**Your objective**:
Gather every line from the entries below that includes "heart".
Start
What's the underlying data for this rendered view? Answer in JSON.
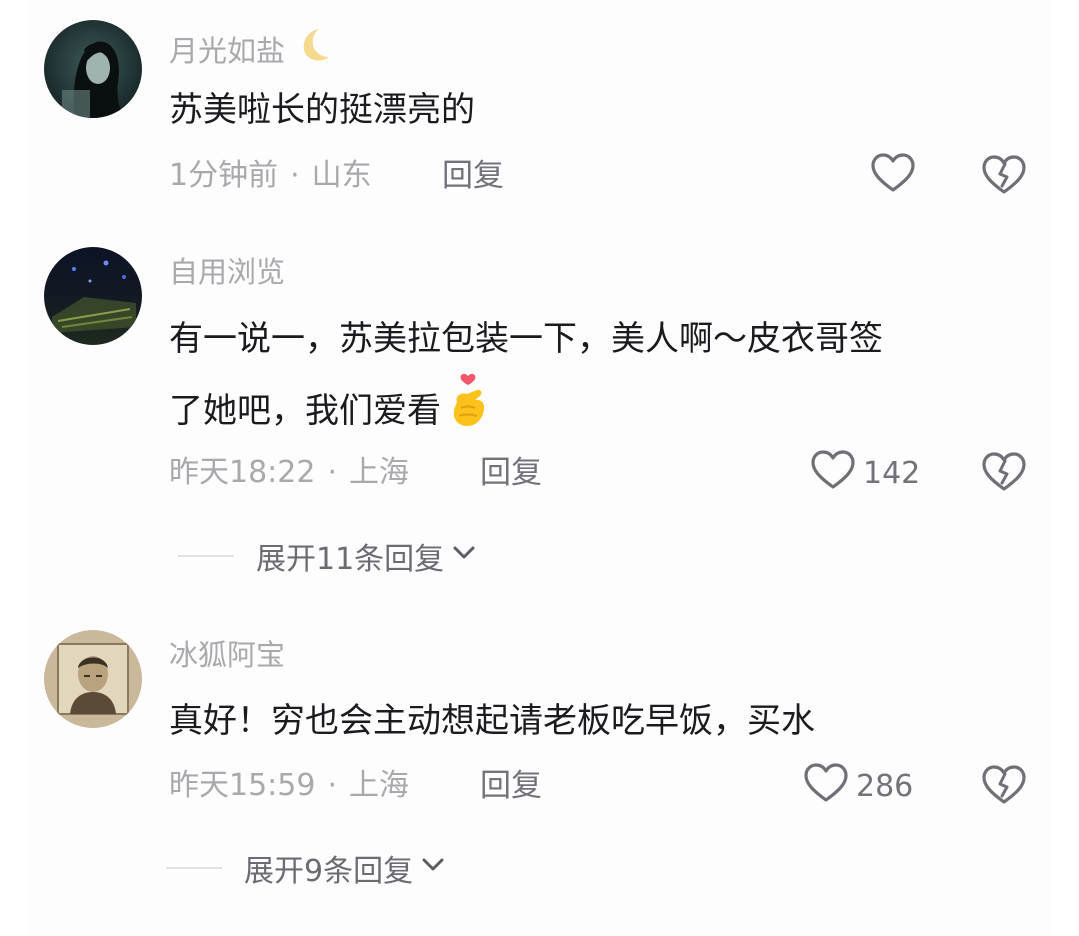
{
  "comments": [
    {
      "username": "月光如盐",
      "username_emoji": "crescent-moon",
      "text": "苏美啦长的挺漂亮的",
      "time": "1分钟前",
      "location": "山东",
      "reply_label": "回复",
      "like_count": ""
    },
    {
      "username": "自用浏览",
      "text_line1": "有一说一，苏美拉包装一下，美人啊～皮衣哥签",
      "text_line2": "了她吧，我们爱看",
      "text_emoji": "finger-heart",
      "time": "昨天18:22",
      "location": "上海",
      "reply_label": "回复",
      "like_count": "142",
      "expand_label": "展开11条回复"
    },
    {
      "username": "冰狐阿宝",
      "text": "真好！穷也会主动想起请老板吃早饭，买水",
      "time": "昨天15:59",
      "location": "上海",
      "reply_label": "回复",
      "like_count": "286",
      "expand_label": "展开9条回复"
    }
  ],
  "separator": "·",
  "icons": {
    "like": "heart-outline-icon",
    "dislike": "broken-heart-icon",
    "expand": "chevron-down-icon"
  },
  "colors": {
    "username": "#a9a9ad",
    "content": "#1b1b1f",
    "meta": "#a9a9ad",
    "action": "#72727a"
  }
}
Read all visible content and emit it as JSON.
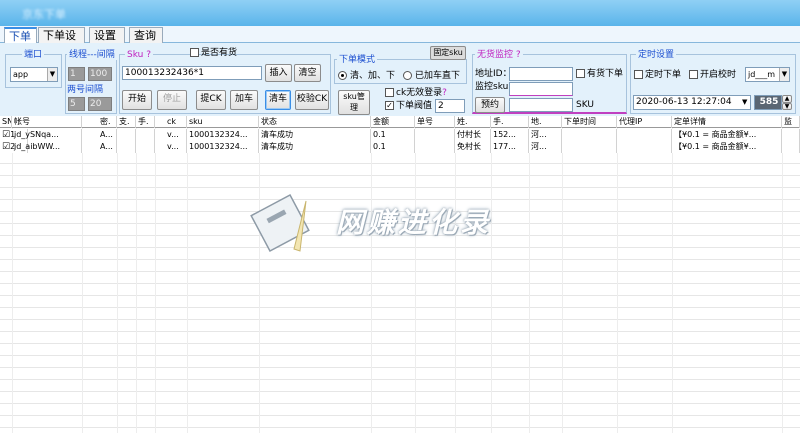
{
  "window": {
    "title": "京东下单"
  },
  "tabs": [
    "下单",
    "下单设置",
    "设置",
    "查询"
  ],
  "port_group": {
    "title": "端口",
    "value": "app"
  },
  "thread_group": {
    "title": "线程---间隔",
    "threads": "1",
    "interval": "100",
    "title2": "两号间隔",
    "v1": "5",
    "v2": "20"
  },
  "sku_group": {
    "title": "Sku",
    "help": "?",
    "in_stock_label": "是否有货",
    "sku_value": "100013232436*1",
    "insert_label": "插入",
    "clear_label": "清空"
  },
  "actions": {
    "start": "开始",
    "stop": "停止",
    "extract_ck": "提CK",
    "add_cart": "加车",
    "clear_cart": "清车",
    "verify_ck": "校验CK",
    "sku_manage": "sku管\n理"
  },
  "mode_group": {
    "title": "下单模式",
    "option1": "清、加、下",
    "option2": "已加车直下",
    "ck_invalid_login": "ck无效登录",
    "help": "?",
    "threshold_label": "下单阀值",
    "threshold_value": "2",
    "lock_sku": "固定sku"
  },
  "stock_group": {
    "title": "无货监控",
    "help": "?",
    "address_label": "地址ID：",
    "address_value": "",
    "stock_order_label": "有货下单",
    "monitor_label": "监控sku",
    "monitor_value": "",
    "reserve_label": "预约",
    "sku_label": "SKU"
  },
  "timer_group": {
    "title": "定时设置",
    "timed_order_label": "定时下单",
    "auto_start_label": "开启校时",
    "time_select_value": "jd___m",
    "datetime_value": "2020-06-13 12:27:04",
    "counter_value": "585"
  },
  "table": {
    "columns": [
      "SN",
      "帐号",
      "密.",
      "支.",
      "手.",
      "ck",
      "sku",
      "状态",
      "金额",
      "单号",
      "姓.",
      "手.",
      "地.",
      "下单时间",
      "代理IP",
      "定单详情",
      "监"
    ],
    "rows": [
      {
        "checked": true,
        "cells": [
          "1",
          "jd_ySNqa...",
          "A...",
          "",
          "",
          "v...",
          "1000132324...",
          "清车成功",
          "0.1",
          "",
          "付村长",
          "152...",
          "河...",
          "",
          "",
          "【¥0.1 = 商品金额¥...",
          ""
        ]
      },
      {
        "checked": true,
        "cells": [
          "2",
          "jd_aibWW...",
          "A...",
          "",
          "",
          "v...",
          "1000132324...",
          "清车成功",
          "0.1",
          "",
          "免村长",
          "177...",
          "河...",
          "",
          "",
          "【¥0.1 = 商品金额¥...",
          ""
        ]
      }
    ]
  },
  "watermark": {
    "text": "网赚进化录"
  }
}
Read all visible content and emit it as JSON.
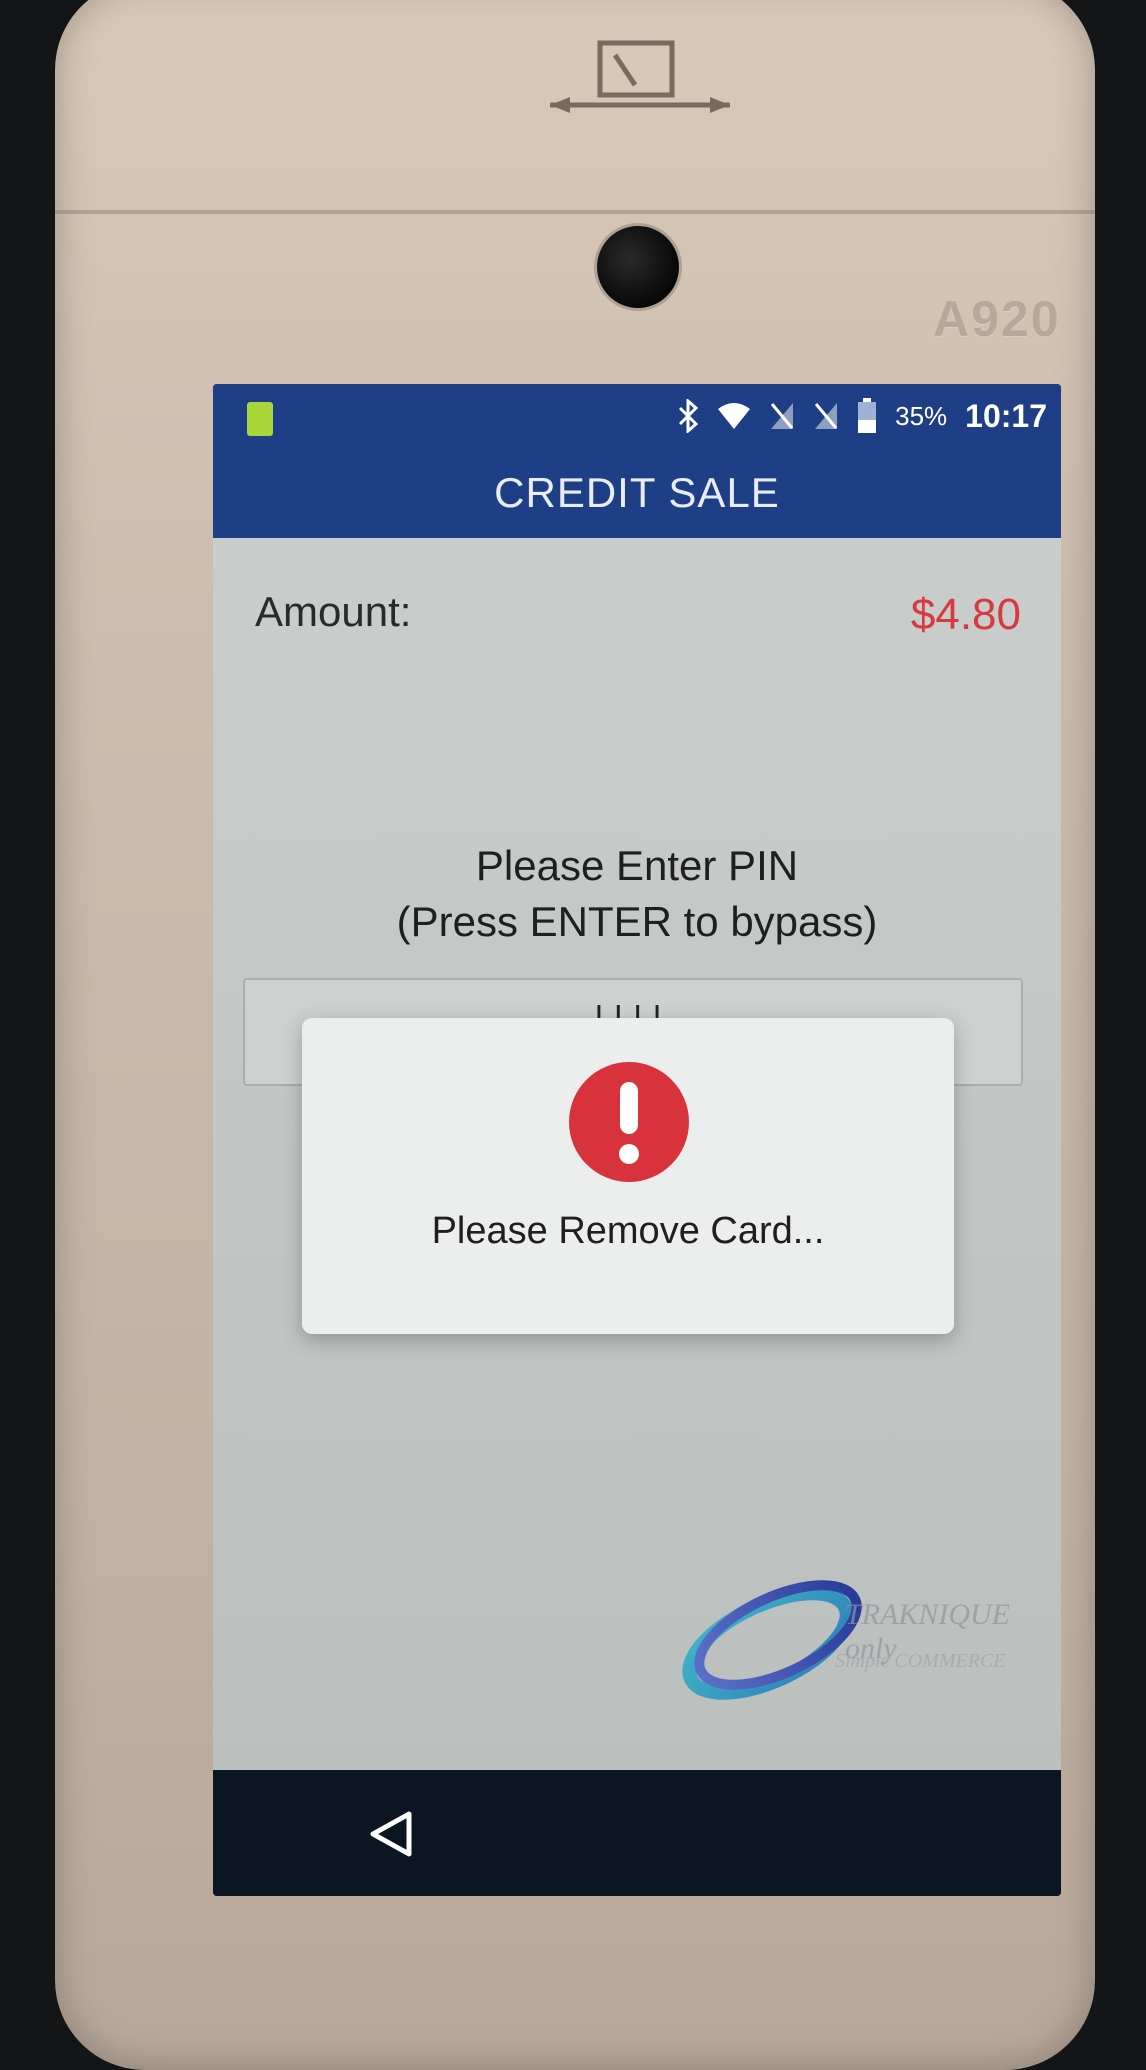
{
  "device": {
    "model_label": "A920"
  },
  "status_bar": {
    "battery_percent": "35%",
    "time": "10:17",
    "icons": [
      "sim-card-icon",
      "bluetooth-icon",
      "wifi-icon",
      "no-sim-icon",
      "no-sim-icon",
      "battery-icon"
    ]
  },
  "header": {
    "title": "CREDIT SALE"
  },
  "transaction": {
    "amount_label": "Amount:",
    "amount_value": "$4.80",
    "pin_prompt_line1": "Please Enter PIN",
    "pin_prompt_line2": "(Press ENTER to bypass)",
    "pin_value": "||||"
  },
  "dialog": {
    "icon": "alert-icon",
    "message": "Please Remove Card..."
  },
  "nav": {
    "back_icon": "back-triangle-icon"
  },
  "colors": {
    "header_blue": "#1e3f86",
    "amount_red": "#d8393f",
    "alert_red": "#d8323c"
  }
}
End
**Answer to this problem**:
      "text_emoji": "finger-heart",
    "like": "heart-outline-icon",
    "dislike": "broken-heart-icon",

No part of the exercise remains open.